--- begin TASK INPUTS ---

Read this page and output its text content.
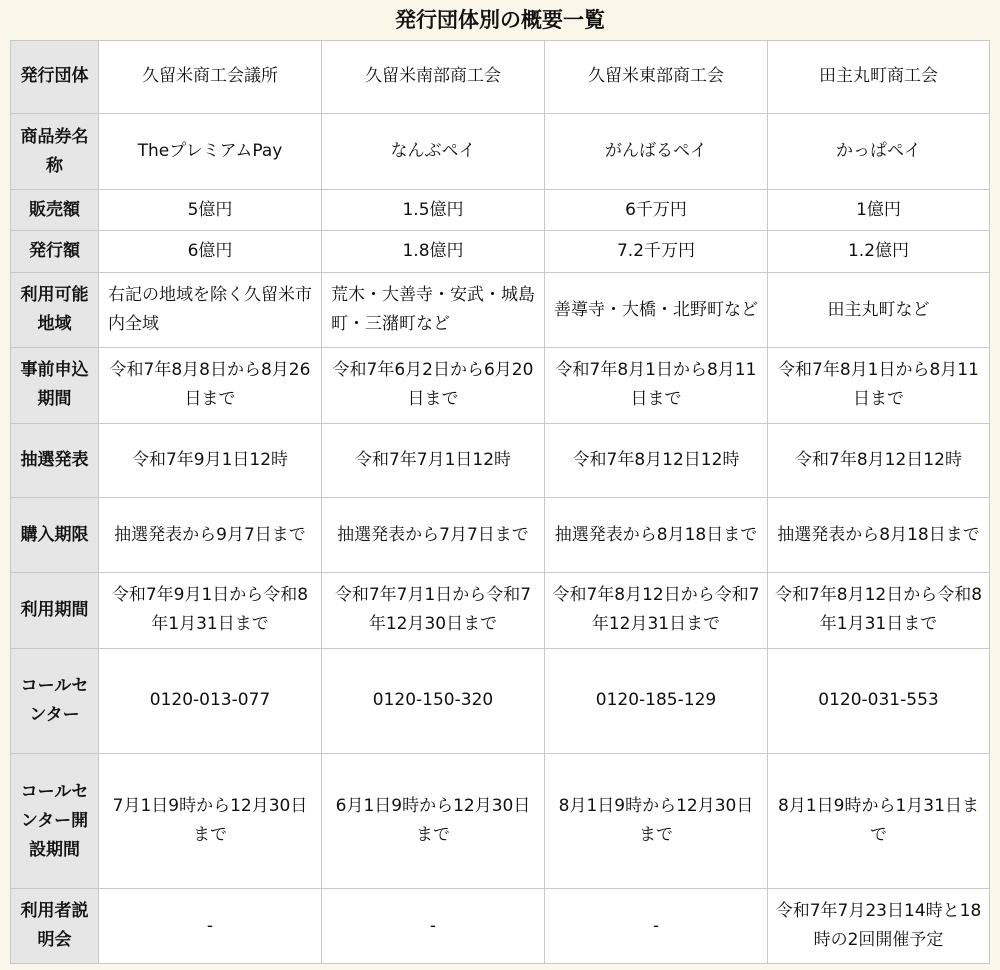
発行団体別の概要一覧
発行団体	久留米商工会議所	久留米南部商工会	久留米東部商工会	田主丸町商工会
商品券名称	TheプレミアムPay	なんぶペイ	がんばるペイ	かっぱペイ
販売額	5億円	1.5億円	6千万円	1億円
発行額	6億円	1.8億円	7.2千万円	1.2億円
利用可能地域	右記の地域を除く久留米市内全域	荒木・大善寺・安武・城島町・三潴町など	善導寺・大橋・北野町など	田主丸町など
事前申込期間	令和7年8月8日から8月26日まで	令和7年6月2日から6月20日まで	令和7年8月1日から8月11日まで	令和7年8月1日から8月11日まで
抽選発表	令和7年9月1日12時	令和7年7月1日12時	令和7年8月12日12時	令和7年8月12日12時
購入期限	抽選発表から9月7日まで	抽選発表から7月7日まで	抽選発表から8月18日まで	抽選発表から8月18日まで
利用期間	令和7年9月1日から令和8年1月31日まで	令和7年7月1日から令和7年12月30日まで	令和7年8月12日から令和7年12月31日まで	令和7年8月12日から令和8年1月31日まで
コールセンター	0120-013-077	0120-150-320	0120-185-129	0120-031-553
コールセンター開設期間	7月1日9時から12月30日まで	6月1日9時から12月30日まで	8月1日9時から12月30日まで	8月1日9時から1月31日まで
利用者説明会	-	-	-	令和7年7月23日14時と18時の2回開催予定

--- end TASK INPUTS ---

> _GIVEN REQUEST_: Pictures are to be left out; the records above must be repeated word for word.

> _OUTPUT BELOW_:
Read this page and output its text content.
発行団体別の概要一覧
発行団体	久留米商工会議所	久留米南部商工会	久留米東部商工会	田主丸町商工会
商品券名称	TheプレミアムPay	なんぶペイ	がんばるペイ	かっぱペイ
販売額	5億円	1.5億円	6千万円	1億円
発行額	6億円	1.8億円	7.2千万円	1.2億円
利用可能地域	右記の地域を除く久留米市内全域	荒木・大善寺・安武・城島町・三潴町など	善導寺・大橋・北野町など	田主丸町など
事前申込期間	令和7年8月8日から8月26日まで	令和7年6月2日から6月20日まで	令和7年8月1日から8月11日まで	令和7年8月1日から8月11日まで
抽選発表	令和7年9月1日12時	令和7年7月1日12時	令和7年8月12日12時	令和7年8月12日12時
購入期限	抽選発表から9月7日まで	抽選発表から7月7日まで	抽選発表から8月18日まで	抽選発表から8月18日まで
利用期間	令和7年9月1日から令和8年1月31日まで	令和7年7月1日から令和7年12月30日まで	令和7年8月12日から令和7年12月31日まで	令和7年8月12日から令和8年1月31日まで
コールセンター	0120-013-077	0120-150-320	0120-185-129	0120-031-553
コールセンター開設期間	7月1日9時から12月30日まで	6月1日9時から12月30日まで	8月1日9時から12月30日まで	8月1日9時から1月31日まで
利用者説明会	-	-	-	令和7年7月23日14時と18時の2回開催予定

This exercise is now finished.